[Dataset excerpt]

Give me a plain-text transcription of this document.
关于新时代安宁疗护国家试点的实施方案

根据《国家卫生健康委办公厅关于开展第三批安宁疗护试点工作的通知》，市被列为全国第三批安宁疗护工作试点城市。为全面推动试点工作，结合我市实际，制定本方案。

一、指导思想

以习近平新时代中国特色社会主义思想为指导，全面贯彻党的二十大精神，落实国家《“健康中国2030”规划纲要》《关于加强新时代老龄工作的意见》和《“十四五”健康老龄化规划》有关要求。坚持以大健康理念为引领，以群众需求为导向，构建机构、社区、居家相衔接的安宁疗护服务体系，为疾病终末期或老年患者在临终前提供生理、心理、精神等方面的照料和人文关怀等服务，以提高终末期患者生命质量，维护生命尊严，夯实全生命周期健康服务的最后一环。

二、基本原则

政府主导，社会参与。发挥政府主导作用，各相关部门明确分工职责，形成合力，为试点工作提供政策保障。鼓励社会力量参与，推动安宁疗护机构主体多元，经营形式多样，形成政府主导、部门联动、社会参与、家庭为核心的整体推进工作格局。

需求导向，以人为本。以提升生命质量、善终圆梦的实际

Work to be completed — Output the entries exactly.

Response —
Give me a plain-text transcription of this document.
关于新时代安宁疗护国家试点的实施方案

根据《国家卫生健康委办公厅关于开展第三批安宁疗护试点工作的通知》，市被列为全国第三批安宁疗护工作试点城市。为全面推动试点工作，结合我市实际，制定本方案。

一、指导思想

以习近平新时代中国特色社会主义思想为指导，全面贯彻党的二十大精神，落实国家《“健康中国2030”规划纲要》《关于加强新时代老龄工作的意见》和《“十四五”健康老龄化规划》有关要求。坚持以大健康理念为引领，以群众需求为导向，构建机构、社区、居家相衔接的安宁疗护服务体系，为疾病终末期或老年患者在临终前提供生理、心理、精神等方面的照料和人文关怀等服务，以提高终末期患者生命质量，维护生命尊严，夯实全生命周期健康服务的最后一环。

二、基本原则

政府主导，社会参与。发挥政府主导作用，各相关部门明确分工职责，形成合力，为试点工作提供政策保障。鼓励社会力量参与，推动安宁疗护机构主体多元，经营形式多样，形成政府主导、部门联动、社会参与、家庭为核心的整体推进工作格局。

需求导向，以人为本。以提升生命质量、善终圆梦的实际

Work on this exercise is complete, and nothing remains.